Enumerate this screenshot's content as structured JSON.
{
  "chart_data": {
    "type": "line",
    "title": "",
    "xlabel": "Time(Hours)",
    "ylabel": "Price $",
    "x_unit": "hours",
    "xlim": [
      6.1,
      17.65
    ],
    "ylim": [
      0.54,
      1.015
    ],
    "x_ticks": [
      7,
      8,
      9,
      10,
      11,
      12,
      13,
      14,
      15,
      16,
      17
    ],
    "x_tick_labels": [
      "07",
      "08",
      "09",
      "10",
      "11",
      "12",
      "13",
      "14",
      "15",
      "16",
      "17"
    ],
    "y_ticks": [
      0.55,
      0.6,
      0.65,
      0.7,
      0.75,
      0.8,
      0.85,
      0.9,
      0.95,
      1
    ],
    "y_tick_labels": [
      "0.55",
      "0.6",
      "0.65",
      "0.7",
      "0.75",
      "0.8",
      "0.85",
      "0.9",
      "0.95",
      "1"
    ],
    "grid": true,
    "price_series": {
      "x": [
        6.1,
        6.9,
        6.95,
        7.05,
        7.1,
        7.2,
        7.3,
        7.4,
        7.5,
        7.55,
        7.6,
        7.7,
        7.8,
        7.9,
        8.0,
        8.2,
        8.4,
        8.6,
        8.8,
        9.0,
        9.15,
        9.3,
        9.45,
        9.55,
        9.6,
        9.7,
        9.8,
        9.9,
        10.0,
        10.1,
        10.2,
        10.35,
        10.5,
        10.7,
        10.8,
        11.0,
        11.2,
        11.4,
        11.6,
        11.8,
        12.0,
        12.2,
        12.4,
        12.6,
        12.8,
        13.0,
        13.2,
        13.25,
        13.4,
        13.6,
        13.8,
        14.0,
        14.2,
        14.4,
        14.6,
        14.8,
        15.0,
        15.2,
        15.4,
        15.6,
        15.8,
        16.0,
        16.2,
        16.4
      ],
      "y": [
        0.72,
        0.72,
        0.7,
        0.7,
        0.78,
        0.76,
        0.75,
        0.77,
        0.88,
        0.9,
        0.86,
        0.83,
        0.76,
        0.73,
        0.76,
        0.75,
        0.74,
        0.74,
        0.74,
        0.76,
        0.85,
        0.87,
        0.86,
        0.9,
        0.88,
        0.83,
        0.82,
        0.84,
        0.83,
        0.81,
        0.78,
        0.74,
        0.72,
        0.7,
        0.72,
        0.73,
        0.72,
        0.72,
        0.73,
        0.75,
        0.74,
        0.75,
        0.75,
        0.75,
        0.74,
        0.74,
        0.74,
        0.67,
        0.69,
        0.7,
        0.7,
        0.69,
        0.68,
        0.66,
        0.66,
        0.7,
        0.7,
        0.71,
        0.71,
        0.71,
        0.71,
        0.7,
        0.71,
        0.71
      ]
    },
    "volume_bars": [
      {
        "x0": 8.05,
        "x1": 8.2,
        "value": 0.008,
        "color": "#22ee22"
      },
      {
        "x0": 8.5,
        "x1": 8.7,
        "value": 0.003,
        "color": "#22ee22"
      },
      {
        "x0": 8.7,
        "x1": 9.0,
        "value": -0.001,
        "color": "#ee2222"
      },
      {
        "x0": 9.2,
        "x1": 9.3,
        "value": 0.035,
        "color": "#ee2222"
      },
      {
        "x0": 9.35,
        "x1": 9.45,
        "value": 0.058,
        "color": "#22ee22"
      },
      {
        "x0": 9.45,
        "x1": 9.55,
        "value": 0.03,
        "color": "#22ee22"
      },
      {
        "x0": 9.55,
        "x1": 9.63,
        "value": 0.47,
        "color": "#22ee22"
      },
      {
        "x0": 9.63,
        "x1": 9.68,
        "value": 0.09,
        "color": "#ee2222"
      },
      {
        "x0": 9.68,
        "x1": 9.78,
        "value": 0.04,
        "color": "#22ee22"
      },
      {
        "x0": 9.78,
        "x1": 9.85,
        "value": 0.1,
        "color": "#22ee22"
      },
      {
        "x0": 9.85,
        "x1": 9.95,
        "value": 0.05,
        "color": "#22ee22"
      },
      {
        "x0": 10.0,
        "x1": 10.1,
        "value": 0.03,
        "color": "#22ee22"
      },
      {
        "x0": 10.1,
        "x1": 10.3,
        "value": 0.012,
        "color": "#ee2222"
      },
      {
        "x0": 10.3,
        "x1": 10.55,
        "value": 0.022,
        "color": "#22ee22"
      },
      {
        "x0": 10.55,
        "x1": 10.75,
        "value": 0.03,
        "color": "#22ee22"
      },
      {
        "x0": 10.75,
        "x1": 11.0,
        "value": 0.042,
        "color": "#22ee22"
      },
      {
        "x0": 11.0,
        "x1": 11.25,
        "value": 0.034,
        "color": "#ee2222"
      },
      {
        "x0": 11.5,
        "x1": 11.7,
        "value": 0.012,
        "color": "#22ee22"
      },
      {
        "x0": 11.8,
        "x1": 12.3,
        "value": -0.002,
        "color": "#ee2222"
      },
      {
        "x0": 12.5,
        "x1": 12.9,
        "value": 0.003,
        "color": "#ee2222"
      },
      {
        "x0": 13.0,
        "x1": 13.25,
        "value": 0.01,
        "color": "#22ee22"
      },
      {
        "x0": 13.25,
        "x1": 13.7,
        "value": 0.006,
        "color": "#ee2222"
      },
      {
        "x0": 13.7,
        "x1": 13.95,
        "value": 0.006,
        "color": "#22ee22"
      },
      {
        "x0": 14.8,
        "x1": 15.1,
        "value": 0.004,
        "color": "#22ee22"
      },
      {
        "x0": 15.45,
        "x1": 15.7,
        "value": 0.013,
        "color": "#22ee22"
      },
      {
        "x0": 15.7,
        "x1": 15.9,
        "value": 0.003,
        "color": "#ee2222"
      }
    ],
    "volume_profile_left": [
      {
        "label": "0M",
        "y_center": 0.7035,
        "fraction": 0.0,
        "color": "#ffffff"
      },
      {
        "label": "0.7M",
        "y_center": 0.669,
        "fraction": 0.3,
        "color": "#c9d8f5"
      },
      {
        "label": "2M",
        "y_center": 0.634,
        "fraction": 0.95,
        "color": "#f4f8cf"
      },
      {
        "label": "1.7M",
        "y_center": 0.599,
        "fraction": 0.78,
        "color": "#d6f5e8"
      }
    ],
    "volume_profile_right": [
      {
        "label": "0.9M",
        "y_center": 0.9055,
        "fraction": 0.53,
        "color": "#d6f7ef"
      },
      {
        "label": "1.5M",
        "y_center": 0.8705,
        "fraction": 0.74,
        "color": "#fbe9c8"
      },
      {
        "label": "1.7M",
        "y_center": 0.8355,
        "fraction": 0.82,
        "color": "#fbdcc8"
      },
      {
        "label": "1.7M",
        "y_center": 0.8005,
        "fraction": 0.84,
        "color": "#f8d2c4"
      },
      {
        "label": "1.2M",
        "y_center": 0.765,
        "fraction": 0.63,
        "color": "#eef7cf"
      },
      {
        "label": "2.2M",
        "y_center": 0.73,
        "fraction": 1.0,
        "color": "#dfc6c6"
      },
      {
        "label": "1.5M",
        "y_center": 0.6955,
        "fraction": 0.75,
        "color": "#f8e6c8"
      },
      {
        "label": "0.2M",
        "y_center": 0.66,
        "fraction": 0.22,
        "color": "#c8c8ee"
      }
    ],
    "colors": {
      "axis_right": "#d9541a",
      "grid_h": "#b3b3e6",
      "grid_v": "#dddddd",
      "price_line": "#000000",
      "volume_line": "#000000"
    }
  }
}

========

#### WHAT TO WORK ON:
Copy the records above exactly.

#### EXERCISE RESPONSE:
Enumerate this screenshot's content as structured JSON.
{
  "chart_data": {
    "type": "line",
    "title": "",
    "xlabel": "Time(Hours)",
    "ylabel": "Price $",
    "x_unit": "hours",
    "xlim": [
      6.1,
      17.65
    ],
    "ylim": [
      0.54,
      1.015
    ],
    "x_ticks": [
      7,
      8,
      9,
      10,
      11,
      12,
      13,
      14,
      15,
      16,
      17
    ],
    "x_tick_labels": [
      "07",
      "08",
      "09",
      "10",
      "11",
      "12",
      "13",
      "14",
      "15",
      "16",
      "17"
    ],
    "y_ticks": [
      0.55,
      0.6,
      0.65,
      0.7,
      0.75,
      0.8,
      0.85,
      0.9,
      0.95,
      1
    ],
    "y_tick_labels": [
      "0.55",
      "0.6",
      "0.65",
      "0.7",
      "0.75",
      "0.8",
      "0.85",
      "0.9",
      "0.95",
      "1"
    ],
    "grid": true,
    "price_series": {
      "x": [
        6.1,
        6.9,
        6.95,
        7.05,
        7.1,
        7.2,
        7.3,
        7.4,
        7.5,
        7.55,
        7.6,
        7.7,
        7.8,
        7.9,
        8.0,
        8.2,
        8.4,
        8.6,
        8.8,
        9.0,
        9.15,
        9.3,
        9.45,
        9.55,
        9.6,
        9.7,
        9.8,
        9.9,
        10.0,
        10.1,
        10.2,
        10.35,
        10.5,
        10.7,
        10.8,
        11.0,
        11.2,
        11.4,
        11.6,
        11.8,
        12.0,
        12.2,
        12.4,
        12.6,
        12.8,
        13.0,
        13.2,
        13.25,
        13.4,
        13.6,
        13.8,
        14.0,
        14.2,
        14.4,
        14.6,
        14.8,
        15.0,
        15.2,
        15.4,
        15.6,
        15.8,
        16.0,
        16.2,
        16.4
      ],
      "y": [
        0.72,
        0.72,
        0.7,
        0.7,
        0.78,
        0.76,
        0.75,
        0.77,
        0.88,
        0.9,
        0.86,
        0.83,
        0.76,
        0.73,
        0.76,
        0.75,
        0.74,
        0.74,
        0.74,
        0.76,
        0.85,
        0.87,
        0.86,
        0.9,
        0.88,
        0.83,
        0.82,
        0.84,
        0.83,
        0.81,
        0.78,
        0.74,
        0.72,
        0.7,
        0.72,
        0.73,
        0.72,
        0.72,
        0.73,
        0.75,
        0.74,
        0.75,
        0.75,
        0.75,
        0.74,
        0.74,
        0.74,
        0.67,
        0.69,
        0.7,
        0.7,
        0.69,
        0.68,
        0.66,
        0.66,
        0.7,
        0.7,
        0.71,
        0.71,
        0.71,
        0.71,
        0.7,
        0.71,
        0.71
      ]
    },
    "volume_bars": [
      {
        "x0": 8.05,
        "x1": 8.2,
        "value": 0.008,
        "color": "#22ee22"
      },
      {
        "x0": 8.5,
        "x1": 8.7,
        "value": 0.003,
        "color": "#22ee22"
      },
      {
        "x0": 8.7,
        "x1": 9.0,
        "value": -0.001,
        "color": "#ee2222"
      },
      {
        "x0": 9.2,
        "x1": 9.3,
        "value": 0.035,
        "color": "#ee2222"
      },
      {
        "x0": 9.35,
        "x1": 9.45,
        "value": 0.058,
        "color": "#22ee22"
      },
      {
        "x0": 9.45,
        "x1": 9.55,
        "value": 0.03,
        "color": "#22ee22"
      },
      {
        "x0": 9.55,
        "x1": 9.63,
        "value": 0.47,
        "color": "#22ee22"
      },
      {
        "x0": 9.63,
        "x1": 9.68,
        "value": 0.09,
        "color": "#ee2222"
      },
      {
        "x0": 9.68,
        "x1": 9.78,
        "value": 0.04,
        "color": "#22ee22"
      },
      {
        "x0": 9.78,
        "x1": 9.85,
        "value": 0.1,
        "color": "#22ee22"
      },
      {
        "x0": 9.85,
        "x1": 9.95,
        "value": 0.05,
        "color": "#22ee22"
      },
      {
        "x0": 10.0,
        "x1": 10.1,
        "value": 0.03,
        "color": "#22ee22"
      },
      {
        "x0": 10.1,
        "x1": 10.3,
        "value": 0.012,
        "color": "#ee2222"
      },
      {
        "x0": 10.3,
        "x1": 10.55,
        "value": 0.022,
        "color": "#22ee22"
      },
      {
        "x0": 10.55,
        "x1": 10.75,
        "value": 0.03,
        "color": "#22ee22"
      },
      {
        "x0": 10.75,
        "x1": 11.0,
        "value": 0.042,
        "color": "#22ee22"
      },
      {
        "x0": 11.0,
        "x1": 11.25,
        "value": 0.034,
        "color": "#ee2222"
      },
      {
        "x0": 11.5,
        "x1": 11.7,
        "value": 0.012,
        "color": "#22ee22"
      },
      {
        "x0": 11.8,
        "x1": 12.3,
        "value": -0.002,
        "color": "#ee2222"
      },
      {
        "x0": 12.5,
        "x1": 12.9,
        "value": 0.003,
        "color": "#ee2222"
      },
      {
        "x0": 13.0,
        "x1": 13.25,
        "value": 0.01,
        "color": "#22ee22"
      },
      {
        "x0": 13.25,
        "x1": 13.7,
        "value": 0.006,
        "color": "#ee2222"
      },
      {
        "x0": 13.7,
        "x1": 13.95,
        "value": 0.006,
        "color": "#22ee22"
      },
      {
        "x0": 14.8,
        "x1": 15.1,
        "value": 0.004,
        "color": "#22ee22"
      },
      {
        "x0": 15.45,
        "x1": 15.7,
        "value": 0.013,
        "color": "#22ee22"
      },
      {
        "x0": 15.7,
        "x1": 15.9,
        "value": 0.003,
        "color": "#ee2222"
      }
    ],
    "volume_profile_left": [
      {
        "label": "0M",
        "y_center": 0.7035,
        "fraction": 0.0,
        "color": "#ffffff"
      },
      {
        "label": "0.7M",
        "y_center": 0.669,
        "fraction": 0.3,
        "color": "#c9d8f5"
      },
      {
        "label": "2M",
        "y_center": 0.634,
        "fraction": 0.95,
        "color": "#f4f8cf"
      },
      {
        "label": "1.7M",
        "y_center": 0.599,
        "fraction": 0.78,
        "color": "#d6f5e8"
      }
    ],
    "volume_profile_right": [
      {
        "label": "0.9M",
        "y_center": 0.9055,
        "fraction": 0.53,
        "color": "#d6f7ef"
      },
      {
        "label": "1.5M",
        "y_center": 0.8705,
        "fraction": 0.74,
        "color": "#fbe9c8"
      },
      {
        "label": "1.7M",
        "y_center": 0.8355,
        "fraction": 0.82,
        "color": "#fbdcc8"
      },
      {
        "label": "1.7M",
        "y_center": 0.8005,
        "fraction": 0.84,
        "color": "#f8d2c4"
      },
      {
        "label": "1.2M",
        "y_center": 0.765,
        "fraction": 0.63,
        "color": "#eef7cf"
      },
      {
        "label": "2.2M",
        "y_center": 0.73,
        "fraction": 1.0,
        "color": "#dfc6c6"
      },
      {
        "label": "1.5M",
        "y_center": 0.6955,
        "fraction": 0.75,
        "color": "#f8e6c8"
      },
      {
        "label": "0.2M",
        "y_center": 0.66,
        "fraction": 0.22,
        "color": "#c8c8ee"
      }
    ],
    "colors": {
      "axis_right": "#d9541a",
      "grid_h": "#b3b3e6",
      "grid_v": "#dddddd",
      "price_line": "#000000",
      "volume_line": "#000000"
    }
  }
}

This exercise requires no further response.